Repeat the listing in full. Nothing may be added or left out.

--

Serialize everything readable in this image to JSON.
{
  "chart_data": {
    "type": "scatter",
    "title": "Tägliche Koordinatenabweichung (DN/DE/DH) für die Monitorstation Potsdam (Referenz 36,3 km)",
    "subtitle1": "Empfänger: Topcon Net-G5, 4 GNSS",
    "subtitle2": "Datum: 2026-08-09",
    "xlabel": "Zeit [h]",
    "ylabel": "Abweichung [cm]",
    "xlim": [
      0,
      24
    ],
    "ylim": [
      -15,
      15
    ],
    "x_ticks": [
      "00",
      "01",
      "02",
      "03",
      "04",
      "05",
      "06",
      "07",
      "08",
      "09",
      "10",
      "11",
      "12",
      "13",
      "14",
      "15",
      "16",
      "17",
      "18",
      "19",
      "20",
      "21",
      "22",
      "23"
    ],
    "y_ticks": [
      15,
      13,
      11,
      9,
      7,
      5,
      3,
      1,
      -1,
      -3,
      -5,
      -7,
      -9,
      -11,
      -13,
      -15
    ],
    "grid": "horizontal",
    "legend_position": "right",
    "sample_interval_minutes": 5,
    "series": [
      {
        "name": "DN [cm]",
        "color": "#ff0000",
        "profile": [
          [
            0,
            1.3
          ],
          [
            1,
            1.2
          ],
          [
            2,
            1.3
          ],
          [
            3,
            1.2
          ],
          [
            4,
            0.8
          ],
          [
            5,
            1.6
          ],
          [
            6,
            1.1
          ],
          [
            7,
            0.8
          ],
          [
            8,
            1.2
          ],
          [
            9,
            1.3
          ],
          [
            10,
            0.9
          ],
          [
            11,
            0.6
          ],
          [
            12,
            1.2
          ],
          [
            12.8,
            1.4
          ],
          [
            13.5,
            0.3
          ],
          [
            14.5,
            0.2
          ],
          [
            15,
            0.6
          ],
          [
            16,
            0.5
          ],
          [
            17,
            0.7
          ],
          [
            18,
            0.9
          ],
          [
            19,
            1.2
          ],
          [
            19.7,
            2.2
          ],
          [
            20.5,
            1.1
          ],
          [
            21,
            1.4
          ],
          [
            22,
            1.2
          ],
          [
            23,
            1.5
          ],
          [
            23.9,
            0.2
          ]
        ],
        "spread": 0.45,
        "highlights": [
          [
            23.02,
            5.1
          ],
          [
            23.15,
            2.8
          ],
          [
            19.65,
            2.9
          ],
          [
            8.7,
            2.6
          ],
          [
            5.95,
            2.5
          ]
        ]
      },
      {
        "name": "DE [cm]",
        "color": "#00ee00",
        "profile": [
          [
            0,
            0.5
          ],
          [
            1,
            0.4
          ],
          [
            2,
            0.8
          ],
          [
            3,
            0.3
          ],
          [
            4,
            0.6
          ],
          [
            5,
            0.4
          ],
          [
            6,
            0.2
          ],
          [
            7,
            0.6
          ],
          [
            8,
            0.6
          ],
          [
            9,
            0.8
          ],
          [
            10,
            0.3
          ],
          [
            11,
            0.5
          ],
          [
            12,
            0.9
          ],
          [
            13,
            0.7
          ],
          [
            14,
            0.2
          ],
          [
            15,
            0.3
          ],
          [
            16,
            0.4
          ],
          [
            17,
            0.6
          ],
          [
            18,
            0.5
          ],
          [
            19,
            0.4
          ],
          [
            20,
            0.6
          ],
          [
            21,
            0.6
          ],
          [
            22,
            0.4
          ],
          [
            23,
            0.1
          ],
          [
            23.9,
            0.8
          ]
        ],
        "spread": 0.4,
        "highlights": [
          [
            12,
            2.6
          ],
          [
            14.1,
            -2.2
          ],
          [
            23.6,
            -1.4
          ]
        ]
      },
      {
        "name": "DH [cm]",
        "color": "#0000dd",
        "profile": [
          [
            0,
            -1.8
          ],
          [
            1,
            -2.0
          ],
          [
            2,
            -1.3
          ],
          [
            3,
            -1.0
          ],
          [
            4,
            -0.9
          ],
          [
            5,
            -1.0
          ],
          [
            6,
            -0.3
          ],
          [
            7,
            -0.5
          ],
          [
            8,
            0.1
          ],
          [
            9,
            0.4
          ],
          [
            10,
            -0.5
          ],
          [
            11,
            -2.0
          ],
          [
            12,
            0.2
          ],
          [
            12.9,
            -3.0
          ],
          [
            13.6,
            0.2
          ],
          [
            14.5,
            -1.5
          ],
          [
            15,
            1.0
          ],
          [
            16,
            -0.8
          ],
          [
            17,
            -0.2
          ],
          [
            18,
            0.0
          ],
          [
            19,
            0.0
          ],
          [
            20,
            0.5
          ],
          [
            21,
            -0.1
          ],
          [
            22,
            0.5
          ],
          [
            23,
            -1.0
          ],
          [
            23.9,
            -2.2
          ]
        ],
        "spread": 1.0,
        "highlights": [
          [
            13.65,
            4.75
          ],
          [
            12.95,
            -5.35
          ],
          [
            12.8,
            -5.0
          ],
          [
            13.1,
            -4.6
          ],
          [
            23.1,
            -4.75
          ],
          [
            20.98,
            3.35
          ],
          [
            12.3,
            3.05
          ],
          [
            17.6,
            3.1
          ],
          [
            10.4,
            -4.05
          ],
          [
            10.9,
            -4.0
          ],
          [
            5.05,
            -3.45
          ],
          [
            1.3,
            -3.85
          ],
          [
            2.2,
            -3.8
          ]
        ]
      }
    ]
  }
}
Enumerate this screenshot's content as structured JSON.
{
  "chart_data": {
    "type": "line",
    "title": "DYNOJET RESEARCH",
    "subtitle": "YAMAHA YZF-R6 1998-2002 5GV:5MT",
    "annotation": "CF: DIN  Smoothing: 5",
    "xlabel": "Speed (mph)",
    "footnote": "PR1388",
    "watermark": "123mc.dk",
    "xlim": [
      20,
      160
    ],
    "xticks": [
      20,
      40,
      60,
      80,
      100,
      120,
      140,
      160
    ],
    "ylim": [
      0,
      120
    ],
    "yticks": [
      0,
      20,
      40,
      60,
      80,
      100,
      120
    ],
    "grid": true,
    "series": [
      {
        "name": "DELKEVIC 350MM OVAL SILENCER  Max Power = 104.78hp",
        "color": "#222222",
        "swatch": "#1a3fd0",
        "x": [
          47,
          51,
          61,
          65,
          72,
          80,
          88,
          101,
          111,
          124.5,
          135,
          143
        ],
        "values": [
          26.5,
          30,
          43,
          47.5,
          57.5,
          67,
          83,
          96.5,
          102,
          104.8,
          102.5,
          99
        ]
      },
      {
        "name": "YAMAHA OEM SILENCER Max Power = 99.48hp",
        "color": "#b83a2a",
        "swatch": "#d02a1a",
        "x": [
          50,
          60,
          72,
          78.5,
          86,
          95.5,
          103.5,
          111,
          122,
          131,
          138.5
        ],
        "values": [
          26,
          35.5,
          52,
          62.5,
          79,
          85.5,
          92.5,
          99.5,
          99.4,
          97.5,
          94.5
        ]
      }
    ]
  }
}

--

• [ANSWER TO THE EXERCISE]:
Serialize everything readable in this image to JSON.
{
  "chart_data": {
    "type": "scatter",
    "title": "Tägliche Koordinatenabweichung (DN/DE/DH) für die Monitorstation Potsdam (Referenz 36,3 km)",
    "subtitle1": "Empfänger: Topcon Net-G5, 4 GNSS",
    "subtitle2": "Datum: 2026-08-09",
    "xlabel": "Zeit [h]",
    "ylabel": "Abweichung [cm]",
    "xlim": [
      0,
      24
    ],
    "ylim": [
      -15,
      15
    ],
    "x_ticks": [
      "00",
      "01",
      "02",
      "03",
      "04",
      "05",
      "06",
      "07",
      "08",
      "09",
      "10",
      "11",
      "12",
      "13",
      "14",
      "15",
      "16",
      "17",
      "18",
      "19",
      "20",
      "21",
      "22",
      "23"
    ],
    "y_ticks": [
      15,
      13,
      11,
      9,
      7,
      5,
      3,
      1,
      -1,
      -3,
      -5,
      -7,
      -9,
      -11,
      -13,
      -15
    ],
    "grid": "horizontal",
    "legend_position": "right",
    "sample_interval_minutes": 5,
    "series": [
      {
        "name": "DN [cm]",
        "color": "#ff0000",
        "profile": [
          [
            0,
            1.3
          ],
          [
            1,
            1.2
          ],
          [
            2,
            1.3
          ],
          [
            3,
            1.2
          ],
          [
            4,
            0.8
          ],
          [
            5,
            1.6
          ],
          [
            6,
            1.1
          ],
          [
            7,
            0.8
          ],
          [
            8,
            1.2
          ],
          [
            9,
            1.3
          ],
          [
            10,
            0.9
          ],
          [
            11,
            0.6
          ],
          [
            12,
            1.2
          ],
          [
            12.8,
            1.4
          ],
          [
            13.5,
            0.3
          ],
          [
            14.5,
            0.2
          ],
          [
            15,
            0.6
          ],
          [
            16,
            0.5
          ],
          [
            17,
            0.7
          ],
          [
            18,
            0.9
          ],
          [
            19,
            1.2
          ],
          [
            19.7,
            2.2
          ],
          [
            20.5,
            1.1
          ],
          [
            21,
            1.4
          ],
          [
            22,
            1.2
          ],
          [
            23,
            1.5
          ],
          [
            23.9,
            0.2
          ]
        ],
        "spread": 0.45,
        "highlights": [
          [
            23.02,
            5.1
          ],
          [
            23.15,
            2.8
          ],
          [
            19.65,
            2.9
          ],
          [
            8.7,
            2.6
          ],
          [
            5.95,
            2.5
          ]
        ]
      },
      {
        "name": "DE [cm]",
        "color": "#00ee00",
        "profile": [
          [
            0,
            0.5
          ],
          [
            1,
            0.4
          ],
          [
            2,
            0.8
          ],
          [
            3,
            0.3
          ],
          [
            4,
            0.6
          ],
          [
            5,
            0.4
          ],
          [
            6,
            0.2
          ],
          [
            7,
            0.6
          ],
          [
            8,
            0.6
          ],
          [
            9,
            0.8
          ],
          [
            10,
            0.3
          ],
          [
            11,
            0.5
          ],
          [
            12,
            0.9
          ],
          [
            13,
            0.7
          ],
          [
            14,
            0.2
          ],
          [
            15,
            0.3
          ],
          [
            16,
            0.4
          ],
          [
            17,
            0.6
          ],
          [
            18,
            0.5
          ],
          [
            19,
            0.4
          ],
          [
            20,
            0.6
          ],
          [
            21,
            0.6
          ],
          [
            22,
            0.4
          ],
          [
            23,
            0.1
          ],
          [
            23.9,
            0.8
          ]
        ],
        "spread": 0.4,
        "highlights": [
          [
            12,
            2.6
          ],
          [
            14.1,
            -2.2
          ],
          [
            23.6,
            -1.4
          ]
        ]
      },
      {
        "name": "DH [cm]",
        "color": "#0000dd",
        "profile": [
          [
            0,
            -1.8
          ],
          [
            1,
            -2.0
          ],
          [
            2,
            -1.3
          ],
          [
            3,
            -1.0
          ],
          [
            4,
            -0.9
          ],
          [
            5,
            -1.0
          ],
          [
            6,
            -0.3
          ],
          [
            7,
            -0.5
          ],
          [
            8,
            0.1
          ],
          [
            9,
            0.4
          ],
          [
            10,
            -0.5
          ],
          [
            11,
            -2.0
          ],
          [
            12,
            0.2
          ],
          [
            12.9,
            -3.0
          ],
          [
            13.6,
            0.2
          ],
          [
            14.5,
            -1.5
          ],
          [
            15,
            1.0
          ],
          [
            16,
            -0.8
          ],
          [
            17,
            -0.2
          ],
          [
            18,
            0.0
          ],
          [
            19,
            0.0
          ],
          [
            20,
            0.5
          ],
          [
            21,
            -0.1
          ],
          [
            22,
            0.5
          ],
          [
            23,
            -1.0
          ],
          [
            23.9,
            -2.2
          ]
        ],
        "spread": 1.0,
        "highlights": [
          [
            13.65,
            4.75
          ],
          [
            12.95,
            -5.35
          ],
          [
            12.8,
            -5.0
          ],
          [
            13.1,
            -4.6
          ],
          [
            23.1,
            -4.75
          ],
          [
            20.98,
            3.35
          ],
          [
            12.3,
            3.05
          ],
          [
            17.6,
            3.1
          ],
          [
            10.4,
            -4.05
          ],
          [
            10.9,
            -4.0
          ],
          [
            5.05,
            -3.45
          ],
          [
            1.3,
            -3.85
          ],
          [
            2.2,
            -3.8
          ]
        ]
      }
    ]
  }
}
Enumerate this screenshot's content as structured JSON.
{
  "chart_data": {
    "type": "line",
    "title": "DYNOJET RESEARCH",
    "subtitle": "YAMAHA YZF-R6 1998-2002 5GV:5MT",
    "annotation": "CF: DIN  Smoothing: 5",
    "xlabel": "Speed (mph)",
    "footnote": "PR1388",
    "watermark": "123mc.dk",
    "xlim": [
      20,
      160
    ],
    "xticks": [
      20,
      40,
      60,
      80,
      100,
      120,
      140,
      160
    ],
    "ylim": [
      0,
      120
    ],
    "yticks": [
      0,
      20,
      40,
      60,
      80,
      100,
      120
    ],
    "grid": true,
    "series": [
      {
        "name": "DELKEVIC 350MM OVAL SILENCER  Max Power = 104.78hp",
        "color": "#222222",
        "swatch": "#1a3fd0",
        "x": [
          47,
          51,
          61,
          65,
          72,
          80,
          88,
          101,
          111,
          124.5,
          135,
          143
        ],
        "values": [
          26.5,
          30,
          43,
          47.5,
          57.5,
          67,
          83,
          96.5,
          102,
          104.8,
          102.5,
          99
        ]
      },
      {
        "name": "YAMAHA OEM SILENCER Max Power = 99.48hp",
        "color": "#b83a2a",
        "swatch": "#d02a1a",
        "x": [
          50,
          60,
          72,
          78.5,
          86,
          95.5,
          103.5,
          111,
          122,
          131,
          138.5
        ],
        "values": [
          26,
          35.5,
          52,
          62.5,
          79,
          85.5,
          92.5,
          99.5,
          99.4,
          97.5,
          94.5
        ]
      }
    ]
  }
}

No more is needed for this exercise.